--- Instruction ---
In the entries below, identify every line with the string "mean" and copy it.

--- Source records ---
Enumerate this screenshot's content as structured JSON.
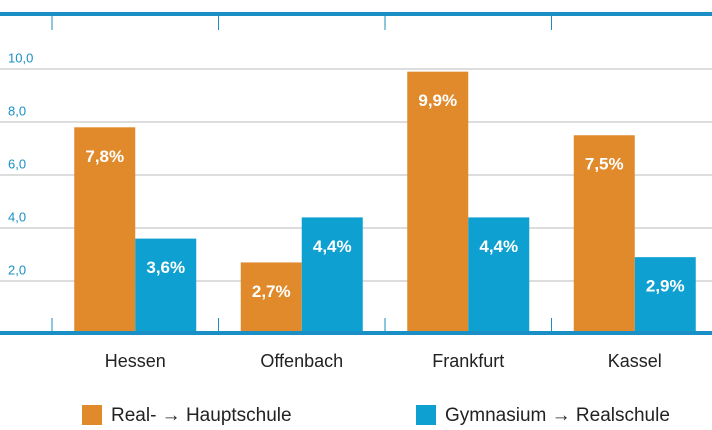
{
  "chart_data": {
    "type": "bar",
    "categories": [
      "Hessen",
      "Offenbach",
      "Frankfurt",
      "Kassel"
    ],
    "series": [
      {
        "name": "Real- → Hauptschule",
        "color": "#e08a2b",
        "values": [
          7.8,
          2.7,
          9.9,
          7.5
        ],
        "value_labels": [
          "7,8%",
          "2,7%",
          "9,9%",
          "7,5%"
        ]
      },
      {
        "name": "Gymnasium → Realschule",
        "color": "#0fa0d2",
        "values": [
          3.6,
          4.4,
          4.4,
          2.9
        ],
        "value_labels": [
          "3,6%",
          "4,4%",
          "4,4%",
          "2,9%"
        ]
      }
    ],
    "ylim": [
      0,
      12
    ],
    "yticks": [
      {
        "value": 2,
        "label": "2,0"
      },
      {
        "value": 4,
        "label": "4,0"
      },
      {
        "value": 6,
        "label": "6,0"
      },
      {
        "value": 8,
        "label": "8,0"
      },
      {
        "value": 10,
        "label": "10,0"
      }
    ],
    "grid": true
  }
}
* * *
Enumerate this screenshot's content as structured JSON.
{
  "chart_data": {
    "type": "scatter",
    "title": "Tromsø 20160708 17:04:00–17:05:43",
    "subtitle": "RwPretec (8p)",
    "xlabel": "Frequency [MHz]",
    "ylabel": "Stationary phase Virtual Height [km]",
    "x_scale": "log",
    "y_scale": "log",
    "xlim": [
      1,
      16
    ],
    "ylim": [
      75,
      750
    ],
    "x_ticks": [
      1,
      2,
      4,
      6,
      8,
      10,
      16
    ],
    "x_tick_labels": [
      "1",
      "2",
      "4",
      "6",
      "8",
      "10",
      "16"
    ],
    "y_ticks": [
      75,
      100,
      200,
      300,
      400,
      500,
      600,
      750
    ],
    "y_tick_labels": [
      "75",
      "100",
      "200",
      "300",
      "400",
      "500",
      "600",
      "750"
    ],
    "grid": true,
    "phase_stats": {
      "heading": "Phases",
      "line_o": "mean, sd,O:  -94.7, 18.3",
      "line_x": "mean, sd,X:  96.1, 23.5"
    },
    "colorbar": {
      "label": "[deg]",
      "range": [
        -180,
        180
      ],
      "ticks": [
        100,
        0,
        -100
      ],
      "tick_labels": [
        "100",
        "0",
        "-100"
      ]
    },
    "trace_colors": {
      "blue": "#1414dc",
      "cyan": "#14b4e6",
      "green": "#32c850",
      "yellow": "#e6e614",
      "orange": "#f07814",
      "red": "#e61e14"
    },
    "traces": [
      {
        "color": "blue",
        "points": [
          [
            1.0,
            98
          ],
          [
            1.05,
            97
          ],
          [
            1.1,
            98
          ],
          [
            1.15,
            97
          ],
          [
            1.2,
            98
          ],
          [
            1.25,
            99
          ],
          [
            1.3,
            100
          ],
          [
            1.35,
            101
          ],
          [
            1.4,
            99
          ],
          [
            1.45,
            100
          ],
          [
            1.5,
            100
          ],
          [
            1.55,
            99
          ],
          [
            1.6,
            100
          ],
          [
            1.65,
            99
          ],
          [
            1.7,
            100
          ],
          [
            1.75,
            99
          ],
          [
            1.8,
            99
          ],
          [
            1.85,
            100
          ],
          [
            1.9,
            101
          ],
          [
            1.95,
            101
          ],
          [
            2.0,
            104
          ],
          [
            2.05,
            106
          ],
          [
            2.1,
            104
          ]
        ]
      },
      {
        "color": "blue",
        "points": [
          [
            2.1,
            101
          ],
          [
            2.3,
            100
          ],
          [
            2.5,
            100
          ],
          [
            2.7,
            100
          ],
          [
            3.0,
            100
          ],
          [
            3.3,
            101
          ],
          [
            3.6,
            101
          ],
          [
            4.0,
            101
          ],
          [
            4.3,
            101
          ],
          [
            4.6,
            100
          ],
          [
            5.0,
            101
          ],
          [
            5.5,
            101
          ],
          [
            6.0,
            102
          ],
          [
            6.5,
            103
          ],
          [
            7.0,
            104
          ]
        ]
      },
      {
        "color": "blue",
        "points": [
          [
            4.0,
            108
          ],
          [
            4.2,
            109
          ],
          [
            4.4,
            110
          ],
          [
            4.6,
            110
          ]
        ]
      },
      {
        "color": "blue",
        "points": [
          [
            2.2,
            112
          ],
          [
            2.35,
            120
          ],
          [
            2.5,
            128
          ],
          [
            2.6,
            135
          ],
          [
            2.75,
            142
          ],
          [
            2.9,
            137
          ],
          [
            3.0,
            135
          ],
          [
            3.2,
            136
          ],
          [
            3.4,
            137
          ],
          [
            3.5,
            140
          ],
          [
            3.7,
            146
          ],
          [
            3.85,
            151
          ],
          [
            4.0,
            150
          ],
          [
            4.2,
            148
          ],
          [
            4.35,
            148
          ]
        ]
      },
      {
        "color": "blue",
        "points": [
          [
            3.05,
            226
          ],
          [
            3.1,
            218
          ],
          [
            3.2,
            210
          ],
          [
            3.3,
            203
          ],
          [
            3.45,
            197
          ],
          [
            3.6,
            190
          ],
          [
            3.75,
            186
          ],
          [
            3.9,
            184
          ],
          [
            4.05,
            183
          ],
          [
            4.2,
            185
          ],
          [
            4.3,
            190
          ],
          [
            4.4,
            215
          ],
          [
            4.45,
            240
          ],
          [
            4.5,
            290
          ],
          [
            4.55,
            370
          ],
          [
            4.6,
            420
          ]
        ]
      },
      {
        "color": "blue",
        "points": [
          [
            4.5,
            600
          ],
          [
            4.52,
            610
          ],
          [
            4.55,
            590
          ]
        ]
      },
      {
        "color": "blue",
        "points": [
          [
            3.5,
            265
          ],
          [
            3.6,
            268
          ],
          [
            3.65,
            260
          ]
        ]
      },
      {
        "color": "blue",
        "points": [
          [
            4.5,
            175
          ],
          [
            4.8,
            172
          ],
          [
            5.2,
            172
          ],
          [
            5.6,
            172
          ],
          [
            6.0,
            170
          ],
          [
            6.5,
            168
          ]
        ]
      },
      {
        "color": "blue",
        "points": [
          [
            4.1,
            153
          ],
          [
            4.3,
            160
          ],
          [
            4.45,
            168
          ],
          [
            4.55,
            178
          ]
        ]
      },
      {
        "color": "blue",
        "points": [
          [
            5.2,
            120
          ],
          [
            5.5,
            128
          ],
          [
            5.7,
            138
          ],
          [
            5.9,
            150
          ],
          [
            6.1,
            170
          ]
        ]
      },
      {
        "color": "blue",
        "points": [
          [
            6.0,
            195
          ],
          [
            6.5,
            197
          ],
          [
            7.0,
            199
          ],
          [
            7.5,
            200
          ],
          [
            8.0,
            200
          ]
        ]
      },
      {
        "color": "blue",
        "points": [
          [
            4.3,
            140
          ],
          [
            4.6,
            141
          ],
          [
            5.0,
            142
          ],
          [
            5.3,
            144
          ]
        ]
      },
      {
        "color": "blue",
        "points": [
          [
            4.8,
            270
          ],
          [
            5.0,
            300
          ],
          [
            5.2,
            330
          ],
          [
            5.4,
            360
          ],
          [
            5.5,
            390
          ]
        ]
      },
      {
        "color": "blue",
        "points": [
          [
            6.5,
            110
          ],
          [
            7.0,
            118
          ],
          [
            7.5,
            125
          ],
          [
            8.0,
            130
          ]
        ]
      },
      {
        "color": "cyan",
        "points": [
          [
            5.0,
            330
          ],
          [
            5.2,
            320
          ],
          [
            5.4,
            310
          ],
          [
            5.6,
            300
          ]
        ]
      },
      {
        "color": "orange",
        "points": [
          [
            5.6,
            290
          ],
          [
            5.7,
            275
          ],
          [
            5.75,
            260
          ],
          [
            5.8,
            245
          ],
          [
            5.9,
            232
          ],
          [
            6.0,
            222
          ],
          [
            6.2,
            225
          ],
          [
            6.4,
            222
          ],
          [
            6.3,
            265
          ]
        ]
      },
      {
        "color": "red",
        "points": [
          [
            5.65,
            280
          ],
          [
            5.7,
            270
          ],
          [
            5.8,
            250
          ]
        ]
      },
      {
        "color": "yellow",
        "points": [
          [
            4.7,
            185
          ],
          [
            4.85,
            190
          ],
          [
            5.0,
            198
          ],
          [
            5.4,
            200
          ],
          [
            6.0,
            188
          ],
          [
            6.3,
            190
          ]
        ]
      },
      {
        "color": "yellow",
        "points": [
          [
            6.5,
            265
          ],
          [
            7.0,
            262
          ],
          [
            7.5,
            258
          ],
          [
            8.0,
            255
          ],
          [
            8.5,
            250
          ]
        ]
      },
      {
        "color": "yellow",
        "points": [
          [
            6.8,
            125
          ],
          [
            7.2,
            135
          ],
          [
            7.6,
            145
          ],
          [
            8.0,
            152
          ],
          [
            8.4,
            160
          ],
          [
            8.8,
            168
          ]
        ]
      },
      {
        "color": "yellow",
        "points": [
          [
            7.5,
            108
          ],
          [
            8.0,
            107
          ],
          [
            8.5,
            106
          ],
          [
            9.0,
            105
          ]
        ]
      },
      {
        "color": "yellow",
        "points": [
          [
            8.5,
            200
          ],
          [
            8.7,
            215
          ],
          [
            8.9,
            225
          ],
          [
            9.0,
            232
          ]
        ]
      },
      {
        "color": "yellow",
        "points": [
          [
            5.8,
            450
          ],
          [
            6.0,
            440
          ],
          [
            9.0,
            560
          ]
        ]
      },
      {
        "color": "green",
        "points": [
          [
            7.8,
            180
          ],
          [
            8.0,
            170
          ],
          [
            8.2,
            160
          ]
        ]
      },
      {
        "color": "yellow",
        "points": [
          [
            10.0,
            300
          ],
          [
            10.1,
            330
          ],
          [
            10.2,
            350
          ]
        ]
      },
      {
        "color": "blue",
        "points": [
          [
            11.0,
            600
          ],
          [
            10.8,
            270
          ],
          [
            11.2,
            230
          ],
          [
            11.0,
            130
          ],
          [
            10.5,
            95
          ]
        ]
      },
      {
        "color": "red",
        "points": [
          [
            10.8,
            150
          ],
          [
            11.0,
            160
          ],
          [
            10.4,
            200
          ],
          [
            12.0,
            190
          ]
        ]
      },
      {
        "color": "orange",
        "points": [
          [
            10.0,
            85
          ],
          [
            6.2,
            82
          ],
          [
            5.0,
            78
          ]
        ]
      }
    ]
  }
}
* * *
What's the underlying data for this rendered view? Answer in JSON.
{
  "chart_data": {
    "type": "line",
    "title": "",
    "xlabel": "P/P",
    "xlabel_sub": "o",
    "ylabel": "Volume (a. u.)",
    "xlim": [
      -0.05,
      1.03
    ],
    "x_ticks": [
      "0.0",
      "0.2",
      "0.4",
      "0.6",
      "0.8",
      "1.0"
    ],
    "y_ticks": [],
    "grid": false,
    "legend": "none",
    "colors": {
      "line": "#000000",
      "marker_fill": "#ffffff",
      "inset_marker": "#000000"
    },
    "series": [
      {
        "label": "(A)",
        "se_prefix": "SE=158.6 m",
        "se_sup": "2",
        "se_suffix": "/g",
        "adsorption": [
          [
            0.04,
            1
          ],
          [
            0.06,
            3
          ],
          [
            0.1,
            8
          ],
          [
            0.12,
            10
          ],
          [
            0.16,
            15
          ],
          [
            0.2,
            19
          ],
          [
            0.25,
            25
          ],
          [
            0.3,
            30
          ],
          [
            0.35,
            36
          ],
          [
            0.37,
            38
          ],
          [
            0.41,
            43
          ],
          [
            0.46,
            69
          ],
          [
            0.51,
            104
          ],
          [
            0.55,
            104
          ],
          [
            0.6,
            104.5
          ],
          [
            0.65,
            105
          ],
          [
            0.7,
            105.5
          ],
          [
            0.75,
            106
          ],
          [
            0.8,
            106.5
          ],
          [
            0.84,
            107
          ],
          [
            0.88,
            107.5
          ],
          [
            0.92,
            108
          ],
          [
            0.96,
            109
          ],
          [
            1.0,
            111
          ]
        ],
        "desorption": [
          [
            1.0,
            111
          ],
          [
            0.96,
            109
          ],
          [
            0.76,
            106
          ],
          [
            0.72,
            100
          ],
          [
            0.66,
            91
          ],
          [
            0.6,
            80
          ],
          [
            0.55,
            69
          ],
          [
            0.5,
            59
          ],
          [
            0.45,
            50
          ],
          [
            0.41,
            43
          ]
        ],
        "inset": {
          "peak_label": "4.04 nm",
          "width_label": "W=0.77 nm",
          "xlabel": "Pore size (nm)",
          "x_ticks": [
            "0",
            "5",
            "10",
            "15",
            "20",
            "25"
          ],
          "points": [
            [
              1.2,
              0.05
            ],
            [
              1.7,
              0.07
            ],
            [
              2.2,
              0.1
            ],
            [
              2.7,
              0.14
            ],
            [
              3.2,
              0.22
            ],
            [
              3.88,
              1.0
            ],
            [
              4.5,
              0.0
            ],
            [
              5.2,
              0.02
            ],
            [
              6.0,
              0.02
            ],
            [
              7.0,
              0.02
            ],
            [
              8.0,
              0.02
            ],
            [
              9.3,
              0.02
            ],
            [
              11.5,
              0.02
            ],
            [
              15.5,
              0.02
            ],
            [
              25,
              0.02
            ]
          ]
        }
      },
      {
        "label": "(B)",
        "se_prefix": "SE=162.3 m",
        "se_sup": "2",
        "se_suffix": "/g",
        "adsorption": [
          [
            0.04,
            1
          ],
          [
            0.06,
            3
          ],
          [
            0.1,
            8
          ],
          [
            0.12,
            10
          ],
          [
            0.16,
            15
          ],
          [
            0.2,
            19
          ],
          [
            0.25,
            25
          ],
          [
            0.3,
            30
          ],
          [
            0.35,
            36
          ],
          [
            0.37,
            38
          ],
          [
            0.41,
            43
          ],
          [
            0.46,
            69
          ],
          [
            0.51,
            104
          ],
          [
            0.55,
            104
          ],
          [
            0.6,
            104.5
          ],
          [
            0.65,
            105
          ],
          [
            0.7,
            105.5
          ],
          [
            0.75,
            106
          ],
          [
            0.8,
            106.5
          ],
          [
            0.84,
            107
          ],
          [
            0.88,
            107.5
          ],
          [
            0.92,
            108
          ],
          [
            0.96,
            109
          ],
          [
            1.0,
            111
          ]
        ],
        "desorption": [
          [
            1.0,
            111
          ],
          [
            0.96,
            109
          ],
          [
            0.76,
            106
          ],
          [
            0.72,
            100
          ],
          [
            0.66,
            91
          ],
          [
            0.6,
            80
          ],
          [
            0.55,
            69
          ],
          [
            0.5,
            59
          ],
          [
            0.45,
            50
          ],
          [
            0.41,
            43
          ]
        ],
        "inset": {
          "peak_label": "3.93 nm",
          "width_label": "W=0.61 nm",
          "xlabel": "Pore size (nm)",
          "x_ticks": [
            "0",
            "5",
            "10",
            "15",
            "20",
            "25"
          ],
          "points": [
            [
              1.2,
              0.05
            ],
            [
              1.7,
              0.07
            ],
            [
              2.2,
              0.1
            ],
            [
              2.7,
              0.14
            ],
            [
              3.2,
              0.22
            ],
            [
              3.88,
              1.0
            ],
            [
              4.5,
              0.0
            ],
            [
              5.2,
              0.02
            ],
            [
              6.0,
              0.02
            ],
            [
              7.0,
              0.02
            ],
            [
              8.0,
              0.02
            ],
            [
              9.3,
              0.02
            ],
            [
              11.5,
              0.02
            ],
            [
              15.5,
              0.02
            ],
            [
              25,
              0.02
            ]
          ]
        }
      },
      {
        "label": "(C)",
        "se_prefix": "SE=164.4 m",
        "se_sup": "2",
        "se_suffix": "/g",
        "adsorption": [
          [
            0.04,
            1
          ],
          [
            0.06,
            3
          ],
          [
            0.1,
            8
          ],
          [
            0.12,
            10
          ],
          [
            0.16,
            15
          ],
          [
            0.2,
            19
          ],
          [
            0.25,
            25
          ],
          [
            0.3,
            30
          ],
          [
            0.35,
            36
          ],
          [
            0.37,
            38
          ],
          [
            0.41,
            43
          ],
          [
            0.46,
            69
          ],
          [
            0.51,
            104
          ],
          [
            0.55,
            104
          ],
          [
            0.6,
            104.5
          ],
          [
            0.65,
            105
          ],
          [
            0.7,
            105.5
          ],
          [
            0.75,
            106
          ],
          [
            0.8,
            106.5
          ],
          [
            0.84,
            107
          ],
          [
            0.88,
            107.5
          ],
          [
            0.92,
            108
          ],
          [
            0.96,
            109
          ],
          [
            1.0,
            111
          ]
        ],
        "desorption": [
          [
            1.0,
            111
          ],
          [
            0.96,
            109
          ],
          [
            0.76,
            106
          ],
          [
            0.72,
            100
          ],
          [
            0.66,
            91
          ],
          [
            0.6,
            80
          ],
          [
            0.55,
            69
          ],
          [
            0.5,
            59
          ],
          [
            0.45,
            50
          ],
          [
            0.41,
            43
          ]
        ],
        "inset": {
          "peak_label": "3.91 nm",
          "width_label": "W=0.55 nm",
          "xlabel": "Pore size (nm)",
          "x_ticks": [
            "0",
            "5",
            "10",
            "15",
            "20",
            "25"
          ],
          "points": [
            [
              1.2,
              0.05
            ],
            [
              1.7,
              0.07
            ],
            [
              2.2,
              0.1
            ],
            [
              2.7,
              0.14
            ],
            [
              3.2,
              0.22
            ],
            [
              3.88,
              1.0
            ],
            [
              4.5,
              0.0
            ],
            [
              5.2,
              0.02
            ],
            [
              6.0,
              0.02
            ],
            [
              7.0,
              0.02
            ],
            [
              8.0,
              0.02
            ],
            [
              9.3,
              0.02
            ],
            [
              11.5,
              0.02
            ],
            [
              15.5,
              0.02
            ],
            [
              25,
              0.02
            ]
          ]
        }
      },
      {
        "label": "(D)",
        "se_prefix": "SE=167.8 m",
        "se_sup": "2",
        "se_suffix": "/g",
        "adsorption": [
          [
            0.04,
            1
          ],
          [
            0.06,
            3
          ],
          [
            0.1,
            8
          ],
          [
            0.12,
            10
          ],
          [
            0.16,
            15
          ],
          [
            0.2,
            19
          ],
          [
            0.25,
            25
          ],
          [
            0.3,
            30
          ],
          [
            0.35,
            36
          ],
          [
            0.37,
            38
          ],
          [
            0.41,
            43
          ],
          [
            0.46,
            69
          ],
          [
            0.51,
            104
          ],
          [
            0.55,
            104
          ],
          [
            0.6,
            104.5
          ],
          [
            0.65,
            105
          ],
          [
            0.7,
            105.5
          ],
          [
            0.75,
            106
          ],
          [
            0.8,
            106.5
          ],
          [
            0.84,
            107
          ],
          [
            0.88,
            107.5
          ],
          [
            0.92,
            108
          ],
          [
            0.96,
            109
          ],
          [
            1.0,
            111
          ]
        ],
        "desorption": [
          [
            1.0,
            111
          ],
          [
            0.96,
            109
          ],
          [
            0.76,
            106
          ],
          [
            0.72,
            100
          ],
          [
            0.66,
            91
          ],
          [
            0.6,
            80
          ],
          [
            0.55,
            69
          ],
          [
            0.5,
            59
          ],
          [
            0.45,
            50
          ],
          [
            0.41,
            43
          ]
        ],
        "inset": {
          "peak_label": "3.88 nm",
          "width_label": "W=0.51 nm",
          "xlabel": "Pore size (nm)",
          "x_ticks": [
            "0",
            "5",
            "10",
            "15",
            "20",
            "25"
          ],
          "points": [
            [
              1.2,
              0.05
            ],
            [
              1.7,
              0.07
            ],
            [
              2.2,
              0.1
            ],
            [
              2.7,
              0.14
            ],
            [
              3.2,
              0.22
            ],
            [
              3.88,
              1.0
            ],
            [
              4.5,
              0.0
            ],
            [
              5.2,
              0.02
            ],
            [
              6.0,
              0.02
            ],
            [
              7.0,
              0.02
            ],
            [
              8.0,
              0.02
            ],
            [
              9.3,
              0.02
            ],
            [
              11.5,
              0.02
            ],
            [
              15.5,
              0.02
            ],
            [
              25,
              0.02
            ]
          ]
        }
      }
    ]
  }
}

--- Result of this exercise ---
      "line_o": "mean, sd,O:  -94.7, 18.3",
      "line_x": "mean, sd,X:  96.1, 23.5"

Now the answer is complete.